▶ RECORDS TO USE:

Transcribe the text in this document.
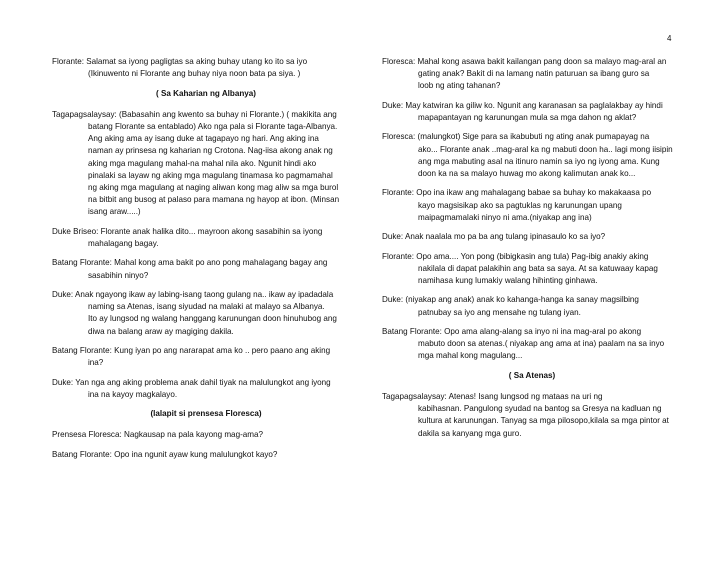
4
Florante: Salamat sa iyong pagligtas sa aking buhay utang ko ito sa iyo
(Ikinuwento ni Florante ang buhay niya noon bata pa siya. )
( Sa Kaharian ng Albanya)
Tagapagsalaysay: (Babasahin ang kwento sa buhay ni Florante.) ( makikita ang
batang Florante sa entablado) Ako nga pala si Florante taga-Albanya.
Ang aking ama ay isang duke at tagapayo ng hari. Ang aking ina
naman ay prinsesa ng kaharian ng Crotona. Nag-iisa akong anak ng
aking mga magulang mahal-na mahal nila ako. Ngunit hindi ako
pinalaki sa layaw ng aking mga magulang tinamasa ko pagmamahal
ng aking mga magulang at naging aliwan kong mag aliw sa mga burol
na bitbit ang busog at palaso para mamana ng hayop at ibon. (Minsan
isang araw.....)
Duke Briseo: Florante anak halika dito... mayroon akong sasabihin sa iyong
mahalagang bagay.
Batang Florante: Mahal kong ama bakit po ano pong mahalagang bagay ang
sasabihin ninyo?
Duke: Anak ngayong ikaw ay labing-isang taong gulang na.. ikaw ay ipadadala
naming sa Atenas, isang siyudad na malaki at malayo sa Albanya.
Ito ay lungsod ng walang hanggang karunungan doon hinuhubog ang
diwa na balang araw ay magiging dakila.
Batang Florante: Kung iyan po ang nararapat ama ko .. pero paano ang aking
ina?
Duke: Yan nga ang aking problema anak dahil tiyak na malulungkot ang iyong
ina na kayoy magkalayo.
(lalapit si prensesa Floresca)
Prensesa Floresca: Nagkausap na pala kayong mag-ama?
Batang Florante: Opo ina ngunit ayaw kung malulungkot kayo?
Floresca: Mahal kong asawa bakit kailangan pang doon sa malayo mag-aral an
gating anak? Bakit di na lamang natin paturuan sa ibang guro sa
loob ng ating tahanan?
Duke: May katwiran ka giliw ko. Ngunit ang karanasan sa paglalakbay ay hindi
mapapantayan ng karunungan mula sa mga dahon ng aklat?
Floresca: (malungkot) Sige para sa ikabubuti ng ating anak pumapayag na
ako... Florante anak ..mag-aral ka ng mabuti doon ha.. lagi mong iisipin
ang mga mabuting asal na itinuro namin sa iyo ng iyong ama. Kung
doon ka na sa malayo huwag mo akong kalimutan anak ko...
Florante: Opo ina ikaw ang mahalagang babae sa buhay ko makakaasa po
kayo magsisikap ako sa pagtuklas ng karunungan upang
maipagmamalaki ninyo ni ama.(niyakap ang ina)
Duke: Anak naalala mo pa ba ang tulang ipinasaulo ko sa iyo?
Florante: Opo ama.... Yon pong (bibigkasin ang tula) Pag-ibig anakiy aking
nakilala di dapat palakihin ang bata sa saya. At sa katuwaay kapag
namihasa kung lumakiy walang hihinting ginhawa.
Duke: (niyakap ang anak) anak ko kahanga-hanga ka sanay magsilbing
patnubay sa iyo ang mensahe ng tulang iyan.
Batang Florante: Opo ama alang-alang sa inyo ni ina mag-aral po akong
mabuto doon sa atenas.( niyakap ang ama at ina) paalam na sa inyo
mga mahal kong magulang...
( Sa Atenas)
Tagapagsalaysay: Atenas! Isang lungsod ng mataas na uri ng
kabihasnan. Pangulong syudad na bantog sa Gresya na kadluan ng
kultura at karunungan. Tanyag sa mga pilosopo,kilala sa mga pintor at
dakila sa kanyang mga guro.
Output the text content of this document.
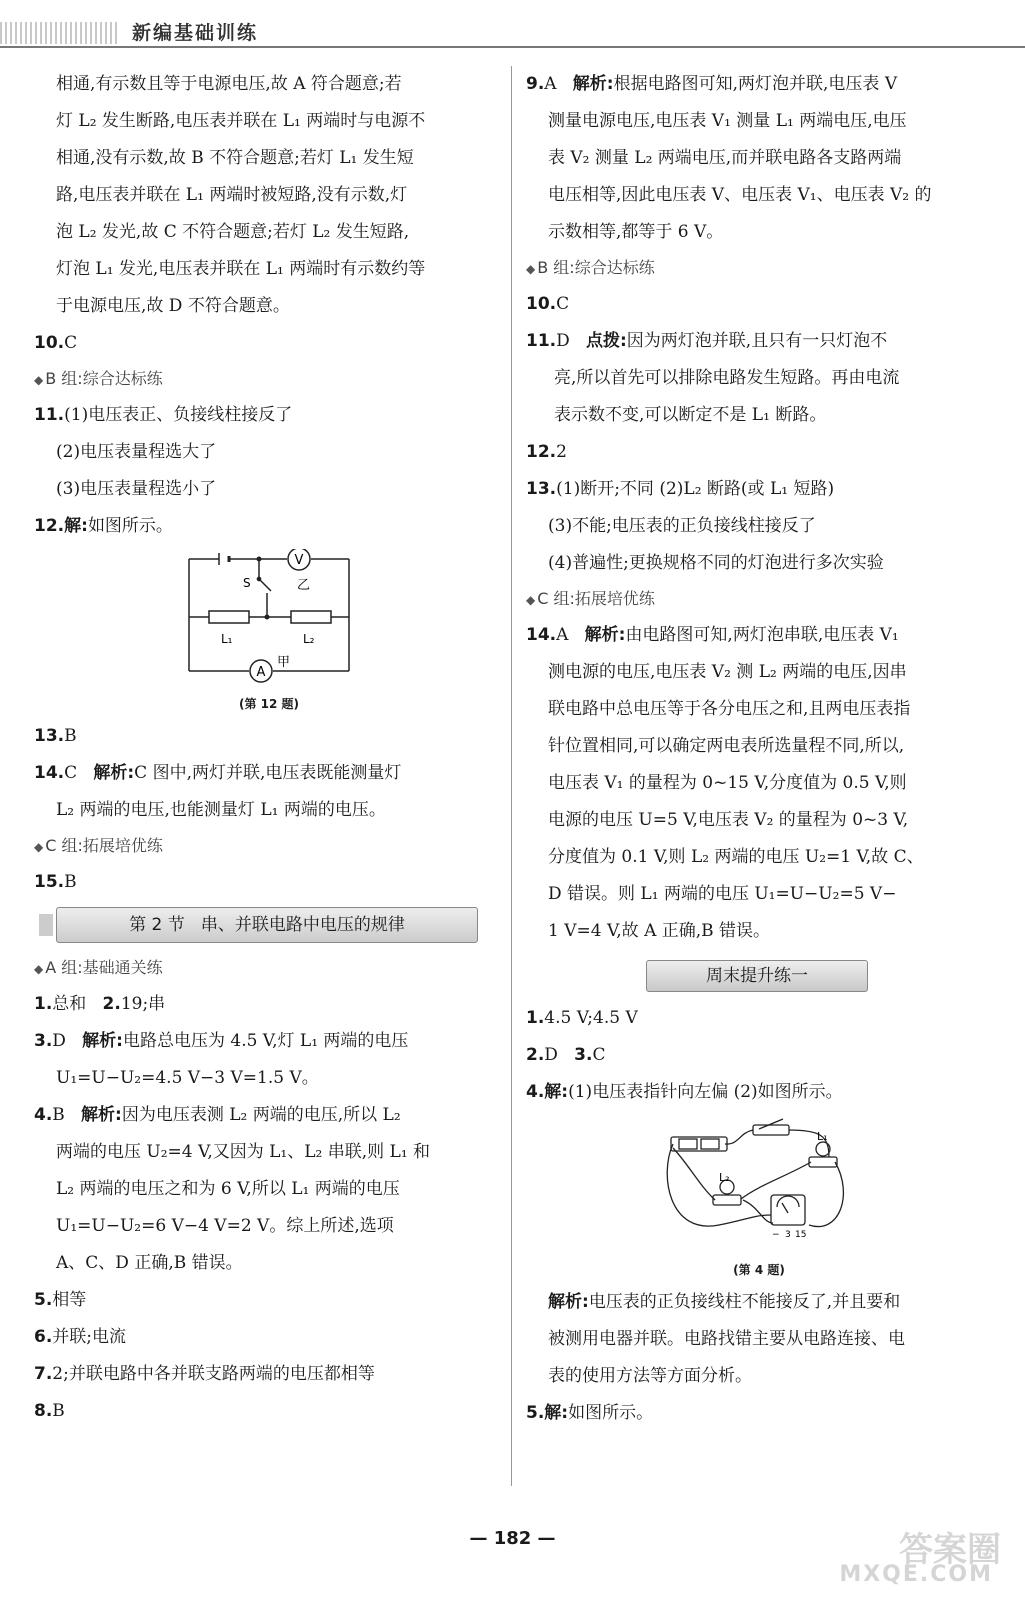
新编基础训练

相通,有示数且等于电源电压,故 A 符合题意;若

灯 L₂ 发生断路,电压表并联在 L₁ 两端时与电源不

相通,没有示数,故 B 不符合题意;若灯 L₁ 发生短

路,电压表并联在 L₁ 两端时被短路,没有示数,灯

泡 L₂ 发光,故 C 不符合题意;若灯 L₂ 发生短路,

灯泡 L₁ 发光,电压表并联在 L₁ 两端时有示数约等

于电源电压,故 D 不符合题意。

10.C

◆ B 组:综合达标练

11.(1)电压表正、负接线柱接反了

(2)电压表量程选大了

(3)电压表量程选小了

12.解:如图所示。

V
A
S	乙
甲
L₁	L₂
(第 12 题)

13.B

14.C 解析:C 图中,两灯并联,电压表既能测量灯

L₂ 两端的电压,也能测量灯 L₁ 两端的电压。

◆ C 组:拓展培优练

15.B

第 2 节 串、并联电路中电压的规律

◆ A 组:基础通关练

1.总和 2.19;串

3.D 解析:电路总电压为 4.5 V,灯 L₁ 两端的电压

U₁=U−U₂=4.5 V−3 V=1.5 V。

4.B 解析:因为电压表测 L₂ 两端的电压,所以 L₂

两端的电压 U₂=4 V,又因为 L₁、L₂ 串联,则 L₁ 和

L₂ 两端的电压之和为 6 V,所以 L₁ 两端的电压

U₁=U−U₂=6 V−4 V=2 V。综上所述,选项

A、C、D 正确,B 错误。

5.相等

6.并联;电流

7.2;并联电路中各并联支路两端的电压都相等

8.B

9.A 解析:根据电路图可知,两灯泡并联,电压表 V

测量电源电压,电压表 V₁ 测量 L₁ 两端电压,电压

表 V₂ 测量 L₂ 两端电压,而并联电路各支路两端

电压相等,因此电压表 V、电压表 V₁、电压表 V₂ 的

示数相等,都等于 6 V。

◆ B 组:综合达标练

10.C

11.D 点拨:因为两灯泡并联,且只有一只灯泡不

亮,所以首先可以排除电路发生短路。再由电流

表示数不变,可以断定不是 L₁ 断路。

12.2

13.(1)断开;不同 (2)L₂ 断路(或 L₁ 短路)

(3)不能;电压表的正负接线柱接反了

(4)普遍性;更换规格不同的灯泡进行多次实验

◆ C 组:拓展培优练

14.A 解析:由电路图可知,两灯泡串联,电压表 V₁

测电源的电压,电压表 V₂ 测 L₂ 两端的电压,因串

联电路中总电压等于各分电压之和,且两电压表指

针位置相同,可以确定两电表所选量程不同,所以,

电压表 V₁ 的量程为 0~15 V,分度值为 0.5 V,则

电源的电压 U=5 V,电压表 V₂ 的量程为 0~3 V,

分度值为 0.1 V,则 L₂ 两端的电压 U₂=1 V,故 C、

D 错误。则 L₁ 两端的电压 U₁=U−U₂=5 V−

1 V=4 V,故 A 正确,B 错误。

周末提升练一

1.4.5 V;4.5 V

2.D 3.C

4.解:(1)电压表指针向左偏 (2)如图所示。

L₁
L₂
− 3 15
(第 4 题)

解析:电压表的正负接线柱不能接反了,并且要和

被测用电器并联。电路找错主要从电路连接、电

表的使用方法等方面分析。

5.解:如图所示。

— 182 —	答案圈
MXQE.COM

▶ STATED EXERCISE: All of the material above needs to be restated exactly, with no pictures.

▶ TASK RESULT:
Transcribe the text in this document.
4
Florante: Salamat sa iyong pagligtas sa aking buhay utang ko ito sa iyo
(Ikinuwento ni Florante ang buhay niya noon bata pa siya. )
( Sa Kaharian ng Albanya)
Tagapagsalaysay: (Babasahin ang kwento sa buhay ni Florante.) ( makikita ang
batang Florante sa entablado) Ako nga pala si Florante taga-Albanya.
Ang aking ama ay isang duke at tagapayo ng hari. Ang aking ina
naman ay prinsesa ng kaharian ng Crotona. Nag-iisa akong anak ng
aking mga magulang mahal-na mahal nila ako. Ngunit hindi ako
pinalaki sa layaw ng aking mga magulang tinamasa ko pagmamahal
ng aking mga magulang at naging aliwan kong mag aliw sa mga burol
na bitbit ang busog at palaso para mamana ng hayop at ibon. (Minsan
isang araw.....)
Duke Briseo: Florante anak halika dito... mayroon akong sasabihin sa iyong
mahalagang bagay.
Batang Florante: Mahal kong ama bakit po ano pong mahalagang bagay ang
sasabihin ninyo?
Duke: Anak ngayong ikaw ay labing-isang taong gulang na.. ikaw ay ipadadala
naming sa Atenas, isang siyudad na malaki at malayo sa Albanya.
Ito ay lungsod ng walang hanggang karunungan doon hinuhubog ang
diwa na balang araw ay magiging dakila.
Batang Florante: Kung iyan po ang nararapat ama ko .. pero paano ang aking
ina?
Duke: Yan nga ang aking problema anak dahil tiyak na malulungkot ang iyong
ina na kayoy magkalayo.
(lalapit si prensesa Floresca)
Prensesa Floresca: Nagkausap na pala kayong mag-ama?
Batang Florante: Opo ina ngunit ayaw kung malulungkot kayo?
Floresca: Mahal kong asawa bakit kailangan pang doon sa malayo mag-aral an
gating anak? Bakit di na lamang natin paturuan sa ibang guro sa
loob ng ating tahanan?
Duke: May katwiran ka giliw ko. Ngunit ang karanasan sa paglalakbay ay hindi
mapapantayan ng karunungan mula sa mga dahon ng aklat?
Floresca: (malungkot) Sige para sa ikabubuti ng ating anak pumapayag na
ako... Florante anak ..mag-aral ka ng mabuti doon ha.. lagi mong iisipin
ang mga mabuting asal na itinuro namin sa iyo ng iyong ama. Kung
doon ka na sa malayo huwag mo akong kalimutan anak ko...
Florante: Opo ina ikaw ang mahalagang babae sa buhay ko makakaasa po
kayo magsisikap ako sa pagtuklas ng karunungan upang
maipagmamalaki ninyo ni ama.(niyakap ang ina)
Duke: Anak naalala mo pa ba ang tulang ipinasaulo ko sa iyo?
Florante: Opo ama.... Yon pong (bibigkasin ang tula) Pag-ibig anakiy aking
nakilala di dapat palakihin ang bata sa saya. At sa katuwaay kapag
namihasa kung lumakiy walang hihinting ginhawa.
Duke: (niyakap ang anak) anak ko kahanga-hanga ka sanay magsilbing
patnubay sa iyo ang mensahe ng tulang iyan.
Batang Florante: Opo ama alang-alang sa inyo ni ina mag-aral po akong
mabuto doon sa atenas.( niyakap ang ama at ina) paalam na sa inyo
mga mahal kong magulang...
( Sa Atenas)
Tagapagsalaysay: Atenas! Isang lungsod ng mataas na uri ng
kabihasnan. Pangulong syudad na bantog sa Gresya na kadluan ng
kultura at karunungan. Tanyag sa mga pilosopo,kilala sa mga pintor at
dakila sa kanyang mga guro.
Output the text content of this document.
新编基础训练

相通,有示数且等于电源电压,故 A 符合题意;若

灯 L₂ 发生断路,电压表并联在 L₁ 两端时与电源不

相通,没有示数,故 B 不符合题意;若灯 L₁ 发生短

路,电压表并联在 L₁ 两端时被短路,没有示数,灯

泡 L₂ 发光,故 C 不符合题意;若灯 L₂ 发生短路,

灯泡 L₁ 发光,电压表并联在 L₁ 两端时有示数约等

于电源电压,故 D 不符合题意。

10.C

◆ B 组:综合达标练

11.(1)电压表正、负接线柱接反了

(2)电压表量程选大了

(3)电压表量程选小了

12.解:如图所示。

V
A
S	乙
甲
L₁	L₂
(第 12 题)

13.B

14.C 解析:C 图中,两灯并联,电压表既能测量灯

L₂ 两端的电压,也能测量灯 L₁ 两端的电压。

◆ C 组:拓展培优练

15.B

第 2 节 串、并联电路中电压的规律

◆ A 组:基础通关练

1.总和 2.19;串

3.D 解析:电路总电压为 4.5 V,灯 L₁ 两端的电压

U₁=U−U₂=4.5 V−3 V=1.5 V。

4.B 解析:因为电压表测 L₂ 两端的电压,所以 L₂

两端的电压 U₂=4 V,又因为 L₁、L₂ 串联,则 L₁ 和

L₂ 两端的电压之和为 6 V,所以 L₁ 两端的电压

U₁=U−U₂=6 V−4 V=2 V。综上所述,选项

A、C、D 正确,B 错误。

5.相等

6.并联;电流

7.2;并联电路中各并联支路两端的电压都相等

8.B

9.A 解析:根据电路图可知,两灯泡并联,电压表 V

测量电源电压,电压表 V₁ 测量 L₁ 两端电压,电压

表 V₂ 测量 L₂ 两端电压,而并联电路各支路两端

电压相等,因此电压表 V、电压表 V₁、电压表 V₂ 的

示数相等,都等于 6 V。

◆ B 组:综合达标练

10.C

11.D 点拨:因为两灯泡并联,且只有一只灯泡不

亮,所以首先可以排除电路发生短路。再由电流

表示数不变,可以断定不是 L₁ 断路。

12.2

13.(1)断开;不同 (2)L₂ 断路(或 L₁ 短路)

(3)不能;电压表的正负接线柱接反了

(4)普遍性;更换规格不同的灯泡进行多次实验

◆ C 组:拓展培优练

14.A 解析:由电路图可知,两灯泡串联,电压表 V₁

测电源的电压,电压表 V₂ 测 L₂ 两端的电压,因串

联电路中总电压等于各分电压之和,且两电压表指

针位置相同,可以确定两电表所选量程不同,所以,

电压表 V₁ 的量程为 0~15 V,分度值为 0.5 V,则

电源的电压 U=5 V,电压表 V₂ 的量程为 0~3 V,

分度值为 0.1 V,则 L₂ 两端的电压 U₂=1 V,故 C、

D 错误。则 L₁ 两端的电压 U₁=U−U₂=5 V−

1 V=4 V,故 A 正确,B 错误。

周末提升练一

1.4.5 V;4.5 V

2.D 3.C

4.解:(1)电压表指针向左偏 (2)如图所示。

L₁
L₂
− 3 15
(第 4 题)

解析:电压表的正负接线柱不能接反了,并且要和

被测用电器并联。电路找错主要从电路连接、电

表的使用方法等方面分析。

5.解:如图所示。

— 182 —	答案圈
MXQE.COM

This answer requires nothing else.